## [What is asked]
A. Answer these questions about the James Garrioch Sinclair family history:
(i) According to the Canadian 1906 census, in what year did James arrive in Canada?
(ii) What name did James give his farm near Oak River, Manitoba?
(iii) How many pupils were enrolled when Bankburn School District No. 1098 was formed in 1901?
B. Can you echo the James Garrioch Sinclair family history between "Week 4 - James" and "just too busy!", inclusive?
C. What comes next in the James Garrioch Sinclair family history? Write what follows its final sentence.

## [Extract]
Week 4 - James Garrioch Sinclair

James Garrioch Sinclair (1857 - 1935)

I am reminded when I gather my history on my Great Grandpa James that I have no photos of him.  I asked Aunt Dodie about it once and she said there was one but we got distracted by another picture when we went looking and never did get back to finding it.  She said he was a tall man with a big bushy moustache.  There are many Sinclair photos from the early part of the 1900's and several of his wife Elizabeth on the veranda but I imagine him being unwilling to pose for pictures, or just too busy!

Online birth documents for James indicate he was born on July 2, 1856 on a farm called Cavelton on the island of South Ronaldsay in Orkney, Scotland.  Family records however, give his birth date as July 3, 1857.  The above Proof Of Age dated 1906 to the Order of Forresters is not specific.  This organization was a life insurnace for pioneers on the prairies.  By investing in Foresters memberships, pioneer men knew their families would have financial help if something happened to them.

I am a member of the Orkney Family History Society and have written an article on my Sinclair branch for their newsletter.   According to the Canadian 1906 census, he arrived in Canada in 1873. Family information says he worked on the railroad and in Winnipeg, Manitoba for a time.  His daughter, my Aunt Nellie, told the story of him working in a draying business (hauling freight by wagon) on what is now Portage Avenue and being stuck in the gummy mud  many times. 



James later moved west to Blanshard Municipality where he took a homestead on the NW quarter of 22-14-22.  His mother's brother James Garrioch ( spelled Garrick in Canada) had earlier acquired the section 16-14-22 in 1877 and the nephew James dug the basement for a house which he later bought for his own home.  All four quarters were eventually bought for a just over $3000.  James Sinclair broke the prairie sod for planting wheat crops with oxen and later horses.


 He married Elizabeth Henry in 1890 and raised a family of 8 children.  Witnesses to the marriage ceremony performed by James Halliday were Elizabeth's brother Charles Henry and her mother Mary - the subject of Week 2 in this blog.


This photo of six of James' children was taken around 1902. Jean, Ellen, and my Grandmother Mary (the tall one) are in the back and Alex, William, and Lizzie are in front. This photo surprised me when we found it because it is so early and doesn't really look any different from others taken decades later.
 
 
Bankburn Farm was the name James gave to his farm, 16-14-22 W1 near Oak River, Manitoba.  There is currently a Bed and Breakfast near St. Margaret's Hope in Orkney with this name.  I have often wondered what the connection is and hope to visit there someday, after I retire!  The Oak River can be seen at the very bottom of the aerial farm photo above, probably from the 1960's.   

 
In 1901 Bankburn School District No. 1098 was formed on the corner nearby with an enrolment of seven pupils. The teacher boarded with neighbouring families in turns. The families received $10 a month for room and board, washing, and ironing. The highest salary received by a teacher was $500 a year. Family history tells that many good times were held through the years at Bankburn School at the yearly picnics, baseball games and football games, box socials through the winter months and of course dancing. The ravine was a big attraction in the winter for skating and sledding.  A class of 42 pupils from Grades 1 to 8 was enrolled by 1908. Sunday School was also held in the school every Sunday.

Dataset excerpt

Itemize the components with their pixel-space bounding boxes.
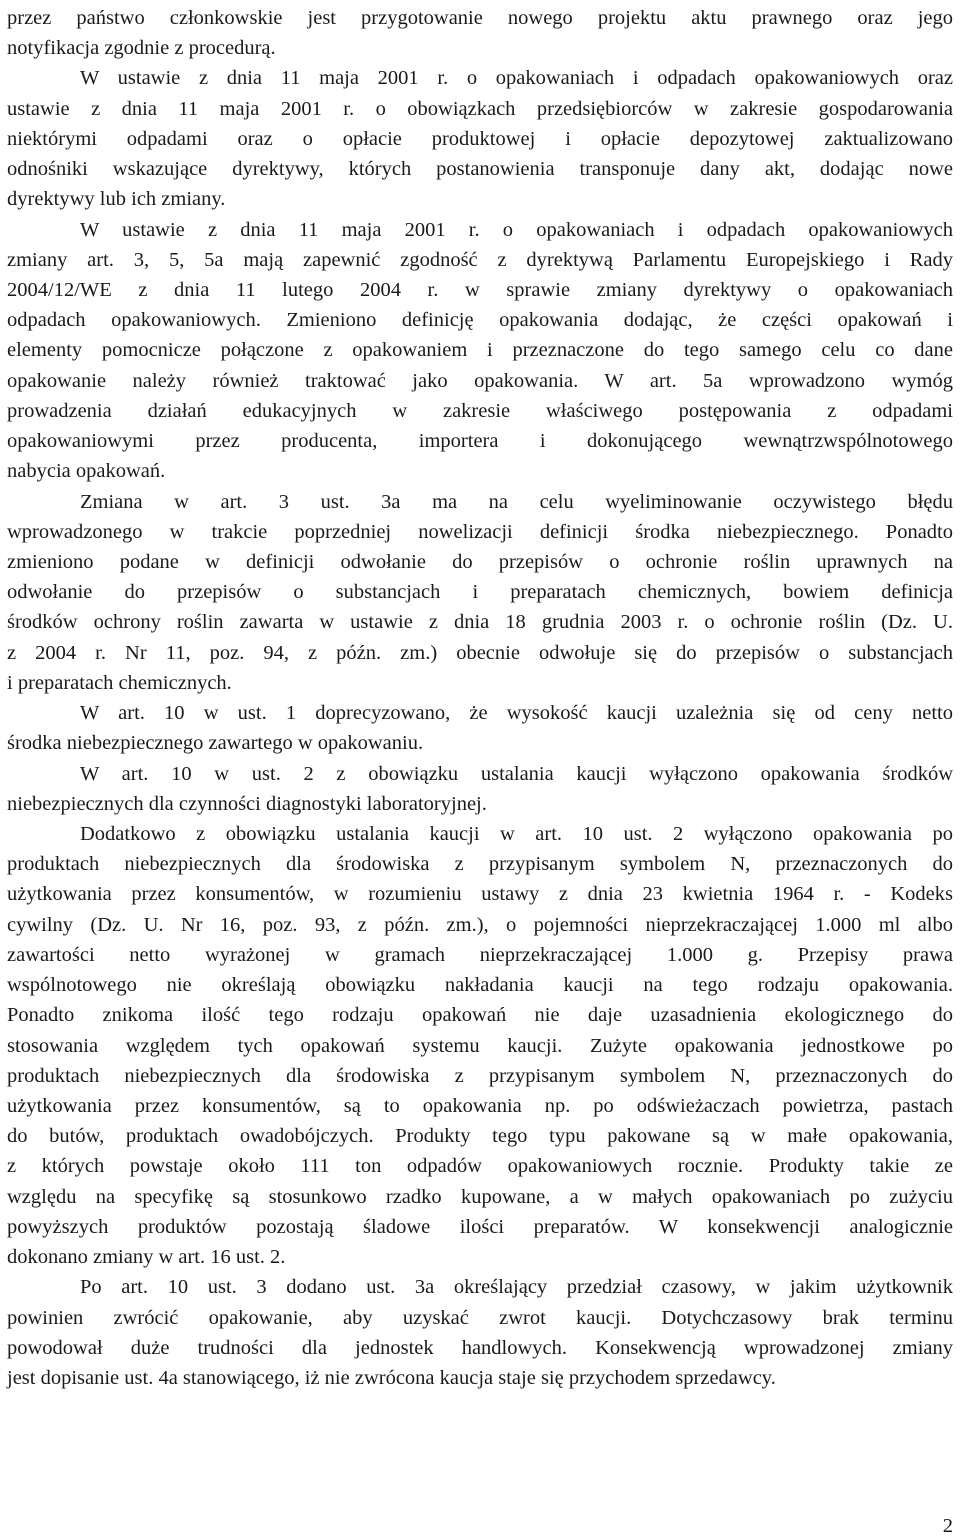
text-line: powodował duże trudności dla jednostek handlowych. Konsekwencją wprowadzonej zmiany	[7, 1336, 953, 1359]
text-line: dokonano zmiany w art. 16 ust. 2.	[7, 1246, 286, 1268]
text-line: odwołanie do przepisów o substancjach i preparatach chemicznych, bowiem definicja	[7, 581, 953, 604]
text-line: W art. 10 w ust. 2 z obowiązku ustalania kaucji wyłączono opakowania środków	[80, 762, 953, 785]
text-line: odpadach opakowaniowych. Zmieniono definicję opakowania dodając, że części opakowań i	[7, 309, 953, 332]
text-line: produktach niebezpiecznych dla środowiska z przypisanym symbolem N, przeznaczonych do	[7, 853, 953, 876]
text-line: powinien zwrócić opakowanie, aby uzyskać zwrot kaucji. Dotychczasowy brak terminu	[7, 1306, 953, 1329]
text-line: opakowanie należy również traktować jako opakowania. W art. 5a wprowadzono wymóg	[7, 369, 953, 392]
text-line: środka niebezpiecznego zawartego w opakowaniu.	[7, 732, 424, 755]
text-line: produktach niebezpiecznych dla środowiska z przypisanym symbolem N, przeznaczonych do	[7, 1064, 953, 1087]
text-line: stosowania względem tych opakowań systemu kaucji. Zużyte opakowania jednostkowe po	[7, 1034, 953, 1057]
text-line: Ponadto znikoma ilość tego rodzaju opakowań nie daje uzasadnienia ekologicznego do	[7, 1004, 953, 1027]
text-line: użytkowania przez konsumentów, są to opakowania np. po odświeżaczach powietrza, pastach	[7, 1094, 953, 1117]
text-line: wprowadzonego w trakcie poprzedniej nowelizacji definicji środka niebezpiecznego. Ponadto	[7, 520, 953, 543]
text-line: niebezpiecznych dla czynności diagnostyki laboratoryjnej.	[7, 792, 487, 815]
text-line: notyfikacja zgodnie z procedurą.	[7, 37, 276, 60]
text-line: z których powstaje około 111 ton odpadów opakowaniowych rocznie. Produkty takie ze	[7, 1155, 953, 1178]
text-line: opakowaniowymi przez producenta, importera i dokonującego wewnątrzwspólnotowego	[7, 430, 953, 453]
text-line: W ustawie z dnia 11 maja 2001 r. o opakowaniach i odpadach opakowaniowych	[80, 218, 953, 241]
text-line: zawartości netto wyrażonej w gramach nieprzekraczającej 1.000 g. Przepisy prawa	[7, 943, 953, 966]
text-line: do butów, produktach owadobójczych. Produkty tego typu pakowane są w małe opakowania,	[7, 1125, 953, 1148]
text-line: elementy pomocnicze połączone z opakowaniem i przeznaczone do tego samego celu co dane	[7, 339, 953, 362]
text-line: 2004/12/WE z dnia 11 lutego 2004 r. w sprawie zmiany dyrektywy o opakowaniach	[7, 279, 953, 301]
text-line: zmiany art. 3, 5, 5a mają zapewnić zgodność z dyrektywą Parlamentu Europejskiego i Rady	[7, 248, 953, 271]
text-line: wspólnotowego nie określają obowiązku nakładania kaucji na tego rodzaju opakowania.	[7, 974, 953, 996]
text-line: zmieniono podane w definicji odwołanie do przepisów o ochronie roślin uprawnych na	[7, 551, 953, 573]
text-line: nabycia opakowań.	[7, 460, 166, 483]
text-line: Po art. 10 ust. 3 dodano ust. 3a określający przedział czasowy, w jakim użytkownik	[80, 1276, 953, 1299]
page-number: 2	[942, 1515, 953, 1537]
text-line: prowadzenia działań edukacyjnych w zakresie właściwego postępowania z odpadami	[7, 399, 953, 422]
text-line: niektórymi odpadami oraz o opłacie produktowej i opłacie depozytowej zaktualizowano	[7, 127, 953, 150]
text-line: przez państwo członkowskie jest przygotowanie nowego projektu aktu prawnego oraz jego	[7, 7, 953, 29]
text-line: środków ochrony roślin zawarta w ustawie z dnia 18 grudnia 2003 r. o ochronie roślin (Dz. U.	[7, 611, 953, 634]
text-line: z 2004 r. Nr 11, poz. 94, z późn. zm.) obecnie odwołuje się do przepisów o substancjach	[7, 641, 953, 664]
text-line: odnośniki wskazujące dyrektywy, których postanowienia transponuje dany akt, dodając nowe	[7, 158, 953, 181]
text-line: użytkowania przez konsumentów, w rozumieniu ustawy z dnia 23 kwietnia 1964 r. - Kodeks	[7, 883, 953, 906]
text-line: Zmiana w art. 3 ust. 3a ma na celu wyeliminowanie oczywistego błędu	[80, 490, 953, 513]
text-line: Dodatkowo z obowiązku ustalania kaucji w art. 10 ust. 2 wyłączono opakowania po	[80, 822, 953, 845]
text-line: cywilny (Dz. U. Nr 16, poz. 93, z późn. zm.), o pojemności nieprzekraczającej 1.000 ml albo	[7, 913, 953, 936]
text-line: W art. 10 w ust. 1 doprecyzowano, że wysokość kaucji uzależnia się od ceny netto	[80, 702, 953, 725]
text-line: dyrektywy lub ich zmiany.	[7, 188, 226, 211]
text-line: W ustawie z dnia 11 maja 2001 r. o opakowaniach i odpadach opakowaniowych oraz	[80, 67, 953, 90]
text-line: względu na specyfikę są stosunkowo rzadko kupowane, a w małych opakowaniach po zużyciu	[7, 1185, 953, 1208]
text-line: ustawie z dnia 11 maja 2001 r. o obowiązkach przedsiębiorców w zakresie gospodarowania	[7, 97, 953, 120]
text-line: i preparatach chemicznych.	[7, 671, 232, 694]
text-line: powyższych produktów pozostają śladowe ilości preparatów. W konsekwencji analogicznie	[7, 1215, 953, 1238]
text-line: jest dopisanie ust. 4a stanowiącego, iż nie zwrócona kaucja staje się przychodem sprzedawcy.	[7, 1366, 776, 1389]
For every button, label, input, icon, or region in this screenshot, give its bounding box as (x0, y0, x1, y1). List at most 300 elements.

## [The results]
A.
(i) 1873
(ii) Bankburn Farm
(iii) Seven

B.
Week 4 - James Garrioch Sinclair

James Garrioch Sinclair (1857 - 1935)

I am reminded when I gather my history on my Great Grandpa James that I have no photos of him.  I asked Aunt Dodie about it once and she said there was one but we got distracted by another picture when we went looking and never did get back to finding it.  She said he was a tall man with a big bushy moustache.  There are many Sinclair photos from the early part of the 1900's and several of his wife Elizabeth on the veranda but I imagine him being unwilling to pose for pictures, or just too busy!

C.
In 1917, the school closed and students were transported into Oak River school by horse drawn vans in summer and winter.  A cairn was erected in 1984 on the site where Bankburn School stood in memory of the pioneers who were instrumental in having the school built as well as to honour its teachers, pupils, and trustees.


James spent part of each winter hauling wood from the bush 75 kilometres north at Elphinstone and also hauled logs for many buildings in the district. He became well known for his Clydesdale horses which he showed at the Oak River fair.   His family wrote that he sold horses to Trotter and Sutton in Brandon .  I am guessing this is James' youngest son Bill in the photo above, pehaps taken in the twenties or thirties.  Over the years he built up a herd of  registered Hereford cattle which continued with my Uncle Bill  in later years.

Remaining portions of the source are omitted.